Selected passage >>
I'm talking about two subsequent passes.

In first pass: FP#1 is computing state of pixel and writes it as one from predefined values into the Z buffer (if i have for example three states, so I can write Z=0, Z=0.5 or Z=1.0 to distiguish them). Yes, this program does depth replacement and no early-z culling is expected to be performed. This pass is cheap so i'm happy.

In second pass: FP#2 is computing some expensive computation (eg. tracing ray). This program does not depth replacement, alpha test, texkill or so. This program just intensively computes and writes result into output color register. I want to cull all fragments that are not marked by previous pass to save computational power. Computation is expensive so I want to cull as many fragments as possible before reaching fragment processor.

This is possible on ATI and not possible on nVidia according to my information. See links I have posted for more details in previous threads.

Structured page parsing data

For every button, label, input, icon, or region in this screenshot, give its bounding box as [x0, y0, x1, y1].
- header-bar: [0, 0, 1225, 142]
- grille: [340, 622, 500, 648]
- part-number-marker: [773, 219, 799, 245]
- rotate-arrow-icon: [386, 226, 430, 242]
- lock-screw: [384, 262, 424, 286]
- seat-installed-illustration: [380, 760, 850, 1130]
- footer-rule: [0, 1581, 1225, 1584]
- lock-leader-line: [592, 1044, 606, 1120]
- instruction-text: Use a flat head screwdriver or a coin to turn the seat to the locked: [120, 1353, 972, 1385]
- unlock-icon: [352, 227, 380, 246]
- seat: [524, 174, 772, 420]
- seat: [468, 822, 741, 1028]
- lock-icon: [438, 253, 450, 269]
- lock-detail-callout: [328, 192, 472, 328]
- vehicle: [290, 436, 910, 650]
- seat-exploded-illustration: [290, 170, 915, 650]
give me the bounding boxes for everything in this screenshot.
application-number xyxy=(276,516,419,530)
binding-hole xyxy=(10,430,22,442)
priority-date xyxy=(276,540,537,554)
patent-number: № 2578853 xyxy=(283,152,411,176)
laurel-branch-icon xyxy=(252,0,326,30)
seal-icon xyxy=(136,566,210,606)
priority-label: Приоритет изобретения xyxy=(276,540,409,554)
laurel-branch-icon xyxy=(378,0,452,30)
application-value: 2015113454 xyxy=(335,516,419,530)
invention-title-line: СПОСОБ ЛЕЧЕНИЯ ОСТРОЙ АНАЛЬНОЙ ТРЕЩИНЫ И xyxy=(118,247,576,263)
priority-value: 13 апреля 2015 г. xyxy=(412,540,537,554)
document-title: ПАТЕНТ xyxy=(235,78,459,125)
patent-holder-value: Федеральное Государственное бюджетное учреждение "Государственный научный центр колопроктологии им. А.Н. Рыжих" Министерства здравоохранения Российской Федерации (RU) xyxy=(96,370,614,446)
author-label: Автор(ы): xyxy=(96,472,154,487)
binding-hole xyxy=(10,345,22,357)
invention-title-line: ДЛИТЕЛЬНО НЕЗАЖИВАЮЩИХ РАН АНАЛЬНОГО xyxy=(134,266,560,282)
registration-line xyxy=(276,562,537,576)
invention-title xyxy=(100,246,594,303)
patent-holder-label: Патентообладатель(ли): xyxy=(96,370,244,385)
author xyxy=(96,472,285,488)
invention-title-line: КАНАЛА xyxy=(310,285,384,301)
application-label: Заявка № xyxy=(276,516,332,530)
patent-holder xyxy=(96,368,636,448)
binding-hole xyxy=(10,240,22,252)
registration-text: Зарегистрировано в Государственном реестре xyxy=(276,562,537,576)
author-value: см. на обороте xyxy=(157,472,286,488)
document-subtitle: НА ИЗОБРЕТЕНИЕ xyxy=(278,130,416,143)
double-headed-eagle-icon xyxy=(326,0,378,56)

Tasks for this exercise >>
1/ In the post about the two rendering passes, why does the writer want to cull fragments before they reach the fragment processor in the second pass?
2/ Carry on the post about the two rendering passes from its final sentence.
You won't need the listing.

Outputs in order >>
1/ The second pass runs an expensive computation, such as tracing a ray. Culling every fragment the first pass didn't mark saves that computational power.

2/
Klaus
07-26-2004, 11:49 AM
If the fragment program is going to change the outcome of the test (by changing the depth value), then the test clearly must happen after the fragment program.
That's obvious - however, nobody was talking about changing the depth value in a fragment program.

Applications with a lot of semi-transparent compositing operations can greatly benefit from terminating further processing of individual pixels by writing z-values in an intermediate pass. The z-value is not changed in this intermediate pass.

- Klaus

dorbie
07-26-2004, 12:21 PM
Originally posted by Klaus:
That's obvious - however, nobody was talking about changing the depth value in a fragment program.
It was strongly implied by the original post:


Originally posted by woid:
That is true, but seems to be true only for not data depended case (eg. stencil shadowing, where z writes are done only by rendering primitives sent from app).

Klaus
07-26-2004, 12:39 PM
Originally posted by dorbie:
It was strongly implied by the original post Well, i understood woid :)

Can anyone with a GeForce6 confirm that early-z only works with opaque polygons (without "holes") on that architecture ?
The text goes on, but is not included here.